## WHAT YOU ARE ASKED TO DO
Review the lines that follow and copy each one that contains the word "JSON".

## EXTRACTED ENTRIES
============================================================

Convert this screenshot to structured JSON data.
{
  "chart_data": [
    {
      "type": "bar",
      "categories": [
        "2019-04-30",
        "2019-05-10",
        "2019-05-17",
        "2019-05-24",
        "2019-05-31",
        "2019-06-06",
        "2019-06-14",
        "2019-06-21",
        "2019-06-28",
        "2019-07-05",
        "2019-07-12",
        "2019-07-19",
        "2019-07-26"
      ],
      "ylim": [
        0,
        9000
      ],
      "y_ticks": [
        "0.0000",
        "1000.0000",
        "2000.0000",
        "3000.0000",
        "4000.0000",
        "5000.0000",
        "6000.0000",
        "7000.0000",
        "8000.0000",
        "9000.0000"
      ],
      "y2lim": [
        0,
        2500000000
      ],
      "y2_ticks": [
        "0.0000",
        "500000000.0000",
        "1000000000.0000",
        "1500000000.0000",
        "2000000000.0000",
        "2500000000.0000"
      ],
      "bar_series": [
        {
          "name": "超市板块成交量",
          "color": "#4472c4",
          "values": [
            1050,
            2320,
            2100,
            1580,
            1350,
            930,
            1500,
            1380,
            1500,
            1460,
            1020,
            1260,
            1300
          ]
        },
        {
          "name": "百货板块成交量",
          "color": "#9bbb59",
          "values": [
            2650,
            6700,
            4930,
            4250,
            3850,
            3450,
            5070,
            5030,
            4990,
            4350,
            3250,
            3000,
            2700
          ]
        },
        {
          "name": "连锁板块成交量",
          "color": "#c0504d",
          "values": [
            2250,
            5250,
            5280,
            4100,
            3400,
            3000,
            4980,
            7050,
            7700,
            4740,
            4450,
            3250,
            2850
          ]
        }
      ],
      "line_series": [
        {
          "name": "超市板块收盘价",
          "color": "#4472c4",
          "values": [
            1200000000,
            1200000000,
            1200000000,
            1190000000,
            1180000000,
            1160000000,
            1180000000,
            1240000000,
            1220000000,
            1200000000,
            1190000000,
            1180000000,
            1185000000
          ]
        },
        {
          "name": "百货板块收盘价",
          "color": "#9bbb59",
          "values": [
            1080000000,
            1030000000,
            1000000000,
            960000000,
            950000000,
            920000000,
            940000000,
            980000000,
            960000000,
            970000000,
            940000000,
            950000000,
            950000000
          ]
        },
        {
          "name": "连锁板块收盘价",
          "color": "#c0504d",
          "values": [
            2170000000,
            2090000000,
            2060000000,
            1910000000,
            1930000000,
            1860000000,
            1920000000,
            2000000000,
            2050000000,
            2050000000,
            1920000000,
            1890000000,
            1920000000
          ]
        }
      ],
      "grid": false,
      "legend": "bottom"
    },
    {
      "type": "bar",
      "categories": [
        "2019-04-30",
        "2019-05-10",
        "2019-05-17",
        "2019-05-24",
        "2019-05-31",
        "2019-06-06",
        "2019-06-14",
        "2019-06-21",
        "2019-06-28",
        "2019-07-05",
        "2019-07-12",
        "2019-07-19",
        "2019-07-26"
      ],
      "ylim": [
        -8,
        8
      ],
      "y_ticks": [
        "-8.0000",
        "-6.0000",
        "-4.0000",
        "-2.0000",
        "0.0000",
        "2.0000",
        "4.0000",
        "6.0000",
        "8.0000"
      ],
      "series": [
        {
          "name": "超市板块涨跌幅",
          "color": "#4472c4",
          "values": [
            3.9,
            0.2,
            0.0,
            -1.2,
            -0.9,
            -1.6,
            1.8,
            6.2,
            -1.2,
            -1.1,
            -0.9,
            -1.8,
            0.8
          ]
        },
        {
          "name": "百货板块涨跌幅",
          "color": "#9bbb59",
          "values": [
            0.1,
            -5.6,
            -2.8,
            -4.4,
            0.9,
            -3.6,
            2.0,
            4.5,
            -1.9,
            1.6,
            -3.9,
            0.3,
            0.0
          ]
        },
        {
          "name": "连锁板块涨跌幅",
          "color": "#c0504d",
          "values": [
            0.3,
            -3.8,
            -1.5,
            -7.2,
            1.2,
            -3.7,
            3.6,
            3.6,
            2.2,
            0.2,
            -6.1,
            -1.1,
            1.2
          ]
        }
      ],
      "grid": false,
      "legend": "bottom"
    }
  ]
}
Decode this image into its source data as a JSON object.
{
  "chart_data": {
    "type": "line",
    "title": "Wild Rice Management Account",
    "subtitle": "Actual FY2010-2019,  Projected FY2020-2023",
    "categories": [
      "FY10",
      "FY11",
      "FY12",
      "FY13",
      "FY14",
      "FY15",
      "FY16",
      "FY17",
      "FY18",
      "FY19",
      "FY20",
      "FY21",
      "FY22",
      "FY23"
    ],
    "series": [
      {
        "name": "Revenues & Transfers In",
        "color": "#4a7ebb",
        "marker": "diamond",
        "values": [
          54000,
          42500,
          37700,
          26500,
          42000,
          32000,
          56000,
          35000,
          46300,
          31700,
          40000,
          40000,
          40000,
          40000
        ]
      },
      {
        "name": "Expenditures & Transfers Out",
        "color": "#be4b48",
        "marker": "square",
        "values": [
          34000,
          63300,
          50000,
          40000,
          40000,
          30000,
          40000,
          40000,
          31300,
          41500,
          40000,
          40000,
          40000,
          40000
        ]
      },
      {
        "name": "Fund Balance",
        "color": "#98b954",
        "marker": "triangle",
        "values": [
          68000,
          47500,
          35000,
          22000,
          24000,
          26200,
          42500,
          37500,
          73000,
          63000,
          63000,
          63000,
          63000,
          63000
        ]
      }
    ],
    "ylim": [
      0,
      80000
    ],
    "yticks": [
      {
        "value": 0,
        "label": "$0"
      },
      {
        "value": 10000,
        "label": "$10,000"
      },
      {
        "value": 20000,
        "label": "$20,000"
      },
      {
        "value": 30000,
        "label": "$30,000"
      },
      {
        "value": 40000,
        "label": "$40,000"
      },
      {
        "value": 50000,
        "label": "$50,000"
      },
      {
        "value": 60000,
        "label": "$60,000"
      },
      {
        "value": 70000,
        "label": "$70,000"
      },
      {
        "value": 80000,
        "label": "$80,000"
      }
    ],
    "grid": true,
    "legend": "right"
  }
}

============================================================

## SOLUTION TO THE PROBLEM
Convert this screenshot to structured JSON data.
Decode this image into its source data as a JSON object.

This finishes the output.